WRITTEN REQUEST:
Type out the material below exactly.

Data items
***
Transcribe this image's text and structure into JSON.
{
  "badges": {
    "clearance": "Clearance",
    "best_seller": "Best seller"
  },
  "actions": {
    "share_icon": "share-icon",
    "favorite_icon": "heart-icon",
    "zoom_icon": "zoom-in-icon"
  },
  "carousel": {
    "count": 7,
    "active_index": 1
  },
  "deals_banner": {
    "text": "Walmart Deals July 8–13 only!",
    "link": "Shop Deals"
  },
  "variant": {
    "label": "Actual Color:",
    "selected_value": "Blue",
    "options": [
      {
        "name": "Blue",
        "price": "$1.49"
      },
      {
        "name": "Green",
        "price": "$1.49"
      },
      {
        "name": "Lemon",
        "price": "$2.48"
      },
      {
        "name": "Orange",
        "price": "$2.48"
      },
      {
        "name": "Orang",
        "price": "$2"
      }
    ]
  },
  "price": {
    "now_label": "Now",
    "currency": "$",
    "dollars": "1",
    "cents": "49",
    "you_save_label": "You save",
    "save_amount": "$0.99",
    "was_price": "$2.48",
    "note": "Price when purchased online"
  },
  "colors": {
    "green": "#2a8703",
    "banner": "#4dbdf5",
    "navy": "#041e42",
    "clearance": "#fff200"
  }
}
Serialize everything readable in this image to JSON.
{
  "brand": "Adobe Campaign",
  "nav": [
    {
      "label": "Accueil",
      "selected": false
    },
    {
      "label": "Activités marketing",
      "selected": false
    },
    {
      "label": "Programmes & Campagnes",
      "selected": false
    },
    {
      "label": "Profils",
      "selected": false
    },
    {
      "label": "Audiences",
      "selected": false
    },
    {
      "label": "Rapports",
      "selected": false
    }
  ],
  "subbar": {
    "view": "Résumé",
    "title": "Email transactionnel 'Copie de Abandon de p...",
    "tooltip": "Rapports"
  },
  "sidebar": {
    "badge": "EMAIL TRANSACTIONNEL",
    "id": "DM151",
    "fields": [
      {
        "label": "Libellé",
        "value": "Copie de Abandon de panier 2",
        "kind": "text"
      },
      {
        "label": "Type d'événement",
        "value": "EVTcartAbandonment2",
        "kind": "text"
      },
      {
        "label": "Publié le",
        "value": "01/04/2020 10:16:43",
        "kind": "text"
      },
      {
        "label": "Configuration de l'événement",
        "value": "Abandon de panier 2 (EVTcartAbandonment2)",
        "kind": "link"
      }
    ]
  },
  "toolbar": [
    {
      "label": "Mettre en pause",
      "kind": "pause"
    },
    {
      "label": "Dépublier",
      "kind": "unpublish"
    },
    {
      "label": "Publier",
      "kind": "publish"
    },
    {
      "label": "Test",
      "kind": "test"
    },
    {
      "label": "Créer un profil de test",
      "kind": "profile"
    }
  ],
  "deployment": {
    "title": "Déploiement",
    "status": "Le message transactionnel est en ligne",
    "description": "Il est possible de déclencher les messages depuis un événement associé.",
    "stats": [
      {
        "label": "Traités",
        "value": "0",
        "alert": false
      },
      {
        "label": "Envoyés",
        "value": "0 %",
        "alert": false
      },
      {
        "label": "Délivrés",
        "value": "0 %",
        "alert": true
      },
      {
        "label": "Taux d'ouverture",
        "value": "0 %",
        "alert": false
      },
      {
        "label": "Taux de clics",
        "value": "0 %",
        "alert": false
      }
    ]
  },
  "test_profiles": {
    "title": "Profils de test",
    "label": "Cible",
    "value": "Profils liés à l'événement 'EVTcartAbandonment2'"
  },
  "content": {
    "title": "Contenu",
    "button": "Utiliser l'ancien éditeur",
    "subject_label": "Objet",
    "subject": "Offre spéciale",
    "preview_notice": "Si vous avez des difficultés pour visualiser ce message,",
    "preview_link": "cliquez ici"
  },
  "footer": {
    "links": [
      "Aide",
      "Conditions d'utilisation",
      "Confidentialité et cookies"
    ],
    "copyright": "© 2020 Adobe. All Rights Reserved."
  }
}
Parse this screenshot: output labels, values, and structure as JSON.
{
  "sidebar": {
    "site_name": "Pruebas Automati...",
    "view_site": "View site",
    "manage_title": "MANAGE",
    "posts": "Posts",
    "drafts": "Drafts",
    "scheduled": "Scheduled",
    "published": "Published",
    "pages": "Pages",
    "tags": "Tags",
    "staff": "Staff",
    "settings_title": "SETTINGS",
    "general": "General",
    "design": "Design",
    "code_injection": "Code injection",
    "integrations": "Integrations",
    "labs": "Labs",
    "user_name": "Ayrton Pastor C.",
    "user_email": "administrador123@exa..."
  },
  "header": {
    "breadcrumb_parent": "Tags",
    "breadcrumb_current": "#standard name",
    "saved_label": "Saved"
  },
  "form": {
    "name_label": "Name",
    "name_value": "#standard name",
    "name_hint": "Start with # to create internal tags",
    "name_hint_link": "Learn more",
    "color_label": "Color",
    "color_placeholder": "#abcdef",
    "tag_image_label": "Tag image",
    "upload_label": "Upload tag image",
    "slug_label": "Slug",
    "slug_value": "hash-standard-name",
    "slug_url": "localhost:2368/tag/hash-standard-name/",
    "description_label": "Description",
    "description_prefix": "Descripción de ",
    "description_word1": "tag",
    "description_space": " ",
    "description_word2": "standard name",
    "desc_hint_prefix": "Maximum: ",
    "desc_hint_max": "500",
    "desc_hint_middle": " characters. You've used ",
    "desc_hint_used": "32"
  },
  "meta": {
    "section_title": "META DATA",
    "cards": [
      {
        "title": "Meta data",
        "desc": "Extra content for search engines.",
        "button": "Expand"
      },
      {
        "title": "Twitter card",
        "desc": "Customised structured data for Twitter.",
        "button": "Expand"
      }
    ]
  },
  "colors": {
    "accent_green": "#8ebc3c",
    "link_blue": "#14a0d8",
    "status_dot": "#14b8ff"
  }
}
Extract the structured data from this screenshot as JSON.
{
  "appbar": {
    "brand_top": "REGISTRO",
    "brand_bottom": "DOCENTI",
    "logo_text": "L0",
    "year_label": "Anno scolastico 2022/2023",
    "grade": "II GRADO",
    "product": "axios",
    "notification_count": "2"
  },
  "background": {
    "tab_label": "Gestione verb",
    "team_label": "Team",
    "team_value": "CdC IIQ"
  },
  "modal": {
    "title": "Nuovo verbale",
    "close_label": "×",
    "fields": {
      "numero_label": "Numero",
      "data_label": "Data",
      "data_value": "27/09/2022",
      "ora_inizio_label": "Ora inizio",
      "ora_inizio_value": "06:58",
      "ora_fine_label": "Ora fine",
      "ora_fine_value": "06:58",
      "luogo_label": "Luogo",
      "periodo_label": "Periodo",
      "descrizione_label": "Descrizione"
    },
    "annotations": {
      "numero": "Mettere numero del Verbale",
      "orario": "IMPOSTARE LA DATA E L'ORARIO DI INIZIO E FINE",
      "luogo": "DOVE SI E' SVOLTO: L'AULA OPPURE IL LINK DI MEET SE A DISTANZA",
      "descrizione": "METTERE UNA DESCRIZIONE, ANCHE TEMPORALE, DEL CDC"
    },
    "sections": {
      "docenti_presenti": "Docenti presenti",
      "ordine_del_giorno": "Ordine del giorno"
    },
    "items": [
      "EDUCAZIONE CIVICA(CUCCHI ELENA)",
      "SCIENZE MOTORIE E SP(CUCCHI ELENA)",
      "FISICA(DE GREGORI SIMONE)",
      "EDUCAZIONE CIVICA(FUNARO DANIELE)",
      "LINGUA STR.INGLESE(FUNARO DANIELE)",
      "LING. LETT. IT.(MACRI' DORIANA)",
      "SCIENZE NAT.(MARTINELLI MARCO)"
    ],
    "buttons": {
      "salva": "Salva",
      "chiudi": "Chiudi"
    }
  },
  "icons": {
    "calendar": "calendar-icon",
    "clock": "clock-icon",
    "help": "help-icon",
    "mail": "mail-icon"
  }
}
***
FINAL RESULT:
Transcribe this image's text and structure into JSON.
{
  "badges": {
    "clearance": "Clearance",
    "best_seller": "Best seller"
  },
  "actions": {
    "share_icon": "share-icon",
    "favorite_icon": "heart-icon",
    "zoom_icon": "zoom-in-icon"
  },
  "carousel": {
    "count": 7,
    "active_index": 1
  },
  "deals_banner": {
    "text": "Walmart Deals July 8–13 only!",
    "link": "Shop Deals"
  },
  "variant": {
    "label": "Actual Color:",
    "selected_value": "Blue",
    "options": [
      {
        "name": "Blue",
        "price": "$1.49"
      },
      {
        "name": "Green",
        "price": "$1.49"
      },
      {
        "name": "Lemon",
        "price": "$2.48"
      },
      {
        "name": "Orange",
        "price": "$2.48"
      },
      {
        "name": "Orang",
        "price": "$2"
      }
    ]
  },
  "price": {
    "now_label": "Now",
    "currency": "$",
    "dollars": "1",
    "cents": "49",
    "you_save_label": "You save",
    "save_amount": "$0.99",
    "was_price": "$2.48",
    "note": "Price when purchased online"
  },
  "colors": {
    "green": "#2a8703",
    "banner": "#4dbdf5",
    "navy": "#041e42",
    "clearance": "#fff200"
  }
}
Serialize everything readable in this image to JSON.
{
  "brand": "Adobe Campaign",
  "nav": [
    {
      "label": "Accueil",
      "selected": false
    },
    {
      "label": "Activités marketing",
      "selected": false
    },
    {
      "label": "Programmes & Campagnes",
      "selected": false
    },
    {
      "label": "Profils",
      "selected": false
    },
    {
      "label": "Audiences",
      "selected": false
    },
    {
      "label": "Rapports",
      "selected": false
    }
  ],
  "subbar": {
    "view": "Résumé",
    "title": "Email transactionnel 'Copie de Abandon de p...",
    "tooltip": "Rapports"
  },
  "sidebar": {
    "badge": "EMAIL TRANSACTIONNEL",
    "id": "DM151",
    "fields": [
      {
        "label": "Libellé",
        "value": "Copie de Abandon de panier 2",
        "kind": "text"
      },
      {
        "label": "Type d'événement",
        "value": "EVTcartAbandonment2",
        "kind": "text"
      },
      {
        "label": "Publié le",
        "value": "01/04/2020 10:16:43",
        "kind": "text"
      },
      {
        "label": "Configuration de l'événement",
        "value": "Abandon de panier 2 (EVTcartAbandonment2)",
        "kind": "link"
      }
    ]
  },
  "toolbar": [
    {
      "label": "Mettre en pause",
      "kind": "pause"
    },
    {
      "label": "Dépublier",
      "kind": "unpublish"
    },
    {
      "label": "Publier",
      "kind": "publish"
    },
    {
      "label": "Test",
      "kind": "test"
    },
    {
      "label": "Créer un profil de test",
      "kind": "profile"
    }
  ],
  "deployment": {
    "title": "Déploiement",
    "status": "Le message transactionnel est en ligne",
    "description": "Il est possible de déclencher les messages depuis un événement associé.",
    "stats": [
      {
        "label": "Traités",
        "value": "0",
        "alert": false
      },
      {
        "label": "Envoyés",
        "value": "0 %",
        "alert": false
      },
      {
        "label": "Délivrés",
        "value": "0 %",
        "alert": true
      },
      {
        "label": "Taux d'ouverture",
        "value": "0 %",
        "alert": false
      },
      {
        "label": "Taux de clics",
        "value": "0 %",
        "alert": false
      }
    ]
  },
  "test_profiles": {
    "title": "Profils de test",
    "label": "Cible",
    "value": "Profils liés à l'événement 'EVTcartAbandonment2'"
  },
  "content": {
    "title": "Contenu",
    "button": "Utiliser l'ancien éditeur",
    "subject_label": "Objet",
    "subject": "Offre spéciale",
    "preview_notice": "Si vous avez des difficultés pour visualiser ce message,",
    "preview_link": "cliquez ici"
  },
  "footer": {
    "links": [
      "Aide",
      "Conditions d'utilisation",
      "Confidentialité et cookies"
    ],
    "copyright": "© 2020 Adobe. All Rights Reserved."
  }
}
Parse this screenshot: output labels, values, and structure as JSON.
{
  "sidebar": {
    "site_name": "Pruebas Automati...",
    "view_site": "View site",
    "manage_title": "MANAGE",
    "posts": "Posts",
    "drafts": "Drafts",
    "scheduled": "Scheduled",
    "published": "Published",
    "pages": "Pages",
    "tags": "Tags",
    "staff": "Staff",
    "settings_title": "SETTINGS",
    "general": "General",
    "design": "Design",
    "code_injection": "Code injection",
    "integrations": "Integrations",
    "labs": "Labs",
    "user_name": "Ayrton Pastor C.",
    "user_email": "administrador123@exa..."
  },
  "header": {
    "breadcrumb_parent": "Tags",
    "breadcrumb_current": "#standard name",
    "saved_label": "Saved"
  },
  "form": {
    "name_label": "Name",
    "name_value": "#standard name",
    "name_hint": "Start with # to create internal tags",
    "name_hint_link": "Learn more",
    "color_label": "Color",
    "color_placeholder": "#abcdef",
    "tag_image_label": "Tag image",
    "upload_label": "Upload tag image",
    "slug_label": "Slug",
    "slug_value": "hash-standard-name",
    "slug_url": "localhost:2368/tag/hash-standard-name/",
    "description_label": "Description",
    "description_prefix": "Descripción de ",
    "description_word1": "tag",
    "description_space": " ",
    "description_word2": "standard name",
    "desc_hint_prefix": "Maximum: ",
    "desc_hint_max": "500",
    "desc_hint_middle": " characters. You've used ",
    "desc_hint_used": "32"
  },
  "meta": {
    "section_title": "META DATA",
    "cards": [
      {
        "title": "Meta data",
        "desc": "Extra content for search engines.",
        "button": "Expand"
      },
      {
        "title": "Twitter card",
        "desc": "Customised structured data for Twitter.",
        "button": "Expand"
      }
    ]
  },
  "colors": {
    "accent_green": "#8ebc3c",
    "link_blue": "#14a0d8",
    "status_dot": "#14b8ff"
  }
}
Extract the structured data from this screenshot as JSON.
{
  "appbar": {
    "brand_top": "REGISTRO",
    "brand_bottom": "DOCENTI",
    "logo_text": "L0",
    "year_label": "Anno scolastico 2022/2023",
    "grade": "II GRADO",
    "product": "axios",
    "notification_count": "2"
  },
  "background": {
    "tab_label": "Gestione verb",
    "team_label": "Team",
    "team_value": "CdC IIQ"
  },
  "modal": {
    "title": "Nuovo verbale",
    "close_label": "×",
    "fields": {
      "numero_label": "Numero",
      "data_label": "Data",
      "data_value": "27/09/2022",
      "ora_inizio_label": "Ora inizio",
      "ora_inizio_value": "06:58",
      "ora_fine_label": "Ora fine",
      "ora_fine_value": "06:58",
      "luogo_label": "Luogo",
      "periodo_label": "Periodo",
      "descrizione_label": "Descrizione"
    },
    "annotations": {
      "numero": "Mettere numero del Verbale",
      "orario": "IMPOSTARE LA DATA E L'ORARIO DI INIZIO E FINE",
      "luogo": "DOVE SI E' SVOLTO: L'AULA OPPURE IL LINK DI MEET SE A DISTANZA",
      "descrizione": "METTERE UNA DESCRIZIONE, ANCHE TEMPORALE, DEL CDC"
    },
    "sections": {
      "docenti_presenti": "Docenti presenti",
      "ordine_del_giorno": "Ordine del giorno"
    },
    "items": [
      "EDUCAZIONE CIVICA(CUCCHI ELENA)",
      "SCIENZE MOTORIE E SP(CUCCHI ELENA)",
      "FISICA(DE GREGORI SIMONE)",
      "EDUCAZIONE CIVICA(FUNARO DANIELE)",
      "LINGUA STR.INGLESE(FUNARO DANIELE)",
      "LING. LETT. IT.(MACRI' DORIANA)",
      "SCIENZE NAT.(MARTINELLI MARCO)"
    ],
    "buttons": {
      "salva": "Salva",
      "chiudi": "Chiudi"
    }
  },
  "icons": {
    "calendar": "calendar-icon",
    "clock": "clock-icon",
    "help": "help-icon",
    "mail": "mail-icon"
  }
}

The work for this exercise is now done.